**TASK TO COMPLETE**.
Copy the records below exactly as they are written.
--- start STORED ROWS ---
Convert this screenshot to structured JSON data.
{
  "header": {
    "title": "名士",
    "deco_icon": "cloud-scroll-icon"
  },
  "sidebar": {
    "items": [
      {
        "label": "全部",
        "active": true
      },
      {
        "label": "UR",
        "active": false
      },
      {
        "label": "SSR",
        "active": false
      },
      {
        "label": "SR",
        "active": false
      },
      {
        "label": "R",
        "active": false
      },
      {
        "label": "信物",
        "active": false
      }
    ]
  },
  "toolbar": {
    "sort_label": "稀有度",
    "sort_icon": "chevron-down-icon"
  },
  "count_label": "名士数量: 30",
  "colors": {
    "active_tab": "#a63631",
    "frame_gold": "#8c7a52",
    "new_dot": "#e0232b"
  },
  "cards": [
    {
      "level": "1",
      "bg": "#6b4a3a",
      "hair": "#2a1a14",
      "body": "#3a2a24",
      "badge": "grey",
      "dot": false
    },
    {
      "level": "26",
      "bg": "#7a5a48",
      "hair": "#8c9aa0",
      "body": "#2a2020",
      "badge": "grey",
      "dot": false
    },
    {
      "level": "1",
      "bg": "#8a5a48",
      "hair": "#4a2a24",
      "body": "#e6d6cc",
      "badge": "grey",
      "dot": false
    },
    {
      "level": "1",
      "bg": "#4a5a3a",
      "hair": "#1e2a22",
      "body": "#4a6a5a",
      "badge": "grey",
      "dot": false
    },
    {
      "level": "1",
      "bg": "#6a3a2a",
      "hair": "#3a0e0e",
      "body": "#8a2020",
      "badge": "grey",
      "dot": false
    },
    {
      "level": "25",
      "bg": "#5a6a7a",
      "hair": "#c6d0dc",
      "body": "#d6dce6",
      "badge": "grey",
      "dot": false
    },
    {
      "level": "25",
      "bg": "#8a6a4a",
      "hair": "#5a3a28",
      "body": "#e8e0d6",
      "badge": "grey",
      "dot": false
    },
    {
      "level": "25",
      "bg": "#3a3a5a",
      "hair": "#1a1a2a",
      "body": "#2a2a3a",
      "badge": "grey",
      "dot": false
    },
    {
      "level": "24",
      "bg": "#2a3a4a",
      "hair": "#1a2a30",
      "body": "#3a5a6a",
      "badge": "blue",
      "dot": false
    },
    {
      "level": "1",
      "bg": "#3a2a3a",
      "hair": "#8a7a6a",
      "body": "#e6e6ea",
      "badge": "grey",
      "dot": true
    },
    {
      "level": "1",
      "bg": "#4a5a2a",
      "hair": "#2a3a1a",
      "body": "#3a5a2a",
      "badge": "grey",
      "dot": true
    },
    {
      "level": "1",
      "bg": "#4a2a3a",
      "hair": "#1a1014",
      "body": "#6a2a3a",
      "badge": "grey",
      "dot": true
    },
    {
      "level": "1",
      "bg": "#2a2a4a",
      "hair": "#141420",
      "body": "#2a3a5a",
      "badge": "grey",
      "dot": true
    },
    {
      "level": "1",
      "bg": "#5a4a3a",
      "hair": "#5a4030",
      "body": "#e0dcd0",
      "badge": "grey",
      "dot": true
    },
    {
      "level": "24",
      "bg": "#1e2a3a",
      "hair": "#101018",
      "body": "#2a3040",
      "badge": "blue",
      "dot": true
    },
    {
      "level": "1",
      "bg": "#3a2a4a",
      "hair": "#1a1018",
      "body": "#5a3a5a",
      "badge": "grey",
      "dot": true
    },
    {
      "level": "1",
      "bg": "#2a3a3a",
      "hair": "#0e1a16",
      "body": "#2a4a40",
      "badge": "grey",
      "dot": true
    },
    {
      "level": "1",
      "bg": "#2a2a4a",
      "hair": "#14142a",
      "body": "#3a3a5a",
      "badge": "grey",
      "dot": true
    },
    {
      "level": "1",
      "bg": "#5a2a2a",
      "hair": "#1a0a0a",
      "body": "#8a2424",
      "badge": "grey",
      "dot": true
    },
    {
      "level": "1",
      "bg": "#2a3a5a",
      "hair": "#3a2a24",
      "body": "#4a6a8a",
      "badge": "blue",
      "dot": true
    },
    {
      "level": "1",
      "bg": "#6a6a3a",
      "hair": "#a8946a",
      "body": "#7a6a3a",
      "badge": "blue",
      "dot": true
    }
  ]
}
--- end STORED ROWS ---
**EXERCISE ANSWER**.
Convert this screenshot to structured JSON data.
{
  "header": {
    "title": "名士",
    "deco_icon": "cloud-scroll-icon"
  },
  "sidebar": {
    "items": [
      {
        "label": "全部",
        "active": true
      },
      {
        "label": "UR",
        "active": false
      },
      {
        "label": "SSR",
        "active": false
      },
      {
        "label": "SR",
        "active": false
      },
      {
        "label": "R",
        "active": false
      },
      {
        "label": "信物",
        "active": false
      }
    ]
  },
  "toolbar": {
    "sort_label": "稀有度",
    "sort_icon": "chevron-down-icon"
  },
  "count_label": "名士数量: 30",
  "colors": {
    "active_tab": "#a63631",
    "frame_gold": "#8c7a52",
    "new_dot": "#e0232b"
  },
  "cards": [
    {
      "level": "1",
      "bg": "#6b4a3a",
      "hair": "#2a1a14",
      "body": "#3a2a24",
      "badge": "grey",
      "dot": false
    },
    {
      "level": "26",
      "bg": "#7a5a48",
      "hair": "#8c9aa0",
      "body": "#2a2020",
      "badge": "grey",
      "dot": false
    },
    {
      "level": "1",
      "bg": "#8a5a48",
      "hair": "#4a2a24",
      "body": "#e6d6cc",
      "badge": "grey",
      "dot": false
    },
    {
      "level": "1",
      "bg": "#4a5a3a",
      "hair": "#1e2a22",
      "body": "#4a6a5a",
      "badge": "grey",
      "dot": false
    },
    {
      "level": "1",
      "bg": "#6a3a2a",
      "hair": "#3a0e0e",
      "body": "#8a2020",
      "badge": "grey",
      "dot": false
    },
    {
      "level": "25",
      "bg": "#5a6a7a",
      "hair": "#c6d0dc",
      "body": "#d6dce6",
      "badge": "grey",
      "dot": false
    },
    {
      "level": "25",
      "bg": "#8a6a4a",
      "hair": "#5a3a28",
      "body": "#e8e0d6",
      "badge": "grey",
      "dot": false
    },
    {
      "level": "25",
      "bg": "#3a3a5a",
      "hair": "#1a1a2a",
      "body": "#2a2a3a",
      "badge": "grey",
      "dot": false
    },
    {
      "level": "24",
      "bg": "#2a3a4a",
      "hair": "#1a2a30",
      "body": "#3a5a6a",
      "badge": "blue",
      "dot": false
    },
    {
      "level": "1",
      "bg": "#3a2a3a",
      "hair": "#8a7a6a",
      "body": "#e6e6ea",
      "badge": "grey",
      "dot": true
    },
    {
      "level": "1",
      "bg": "#4a5a2a",
      "hair": "#2a3a1a",
      "body": "#3a5a2a",
      "badge": "grey",
      "dot": true
    },
    {
      "level": "1",
      "bg": "#4a2a3a",
      "hair": "#1a1014",
      "body": "#6a2a3a",
      "badge": "grey",
      "dot": true
    },
    {
      "level": "1",
      "bg": "#2a2a4a",
      "hair": "#141420",
      "body": "#2a3a5a",
      "badge": "grey",
      "dot": true
    },
    {
      "level": "1",
      "bg": "#5a4a3a",
      "hair": "#5a4030",
      "body": "#e0dcd0",
      "badge": "grey",
      "dot": true
    },
    {
      "level": "24",
      "bg": "#1e2a3a",
      "hair": "#101018",
      "body": "#2a3040",
      "badge": "blue",
      "dot": true
    },
    {
      "level": "1",
      "bg": "#3a2a4a",
      "hair": "#1a1018",
      "body": "#5a3a5a",
      "badge": "grey",
      "dot": true
    },
    {
      "level": "1",
      "bg": "#2a3a3a",
      "hair": "#0e1a16",
      "body": "#2a4a40",
      "badge": "grey",
      "dot": true
    },
    {
      "level": "1",
      "bg": "#2a2a4a",
      "hair": "#14142a",
      "body": "#3a3a5a",
      "badge": "grey",
      "dot": true
    },
    {
      "level": "1",
      "bg": "#5a2a2a",
      "hair": "#1a0a0a",
      "body": "#8a2424",
      "badge": "grey",
      "dot": true
    },
    {
      "level": "1",
      "bg": "#2a3a5a",
      "hair": "#3a2a24",
      "body": "#4a6a8a",
      "badge": "blue",
      "dot": true
    },
    {
      "level": "1",
      "bg": "#6a6a3a",
      "hair": "#a8946a",
      "body": "#7a6a3a",
      "badge": "blue",
      "dot": true
    }
  ]
}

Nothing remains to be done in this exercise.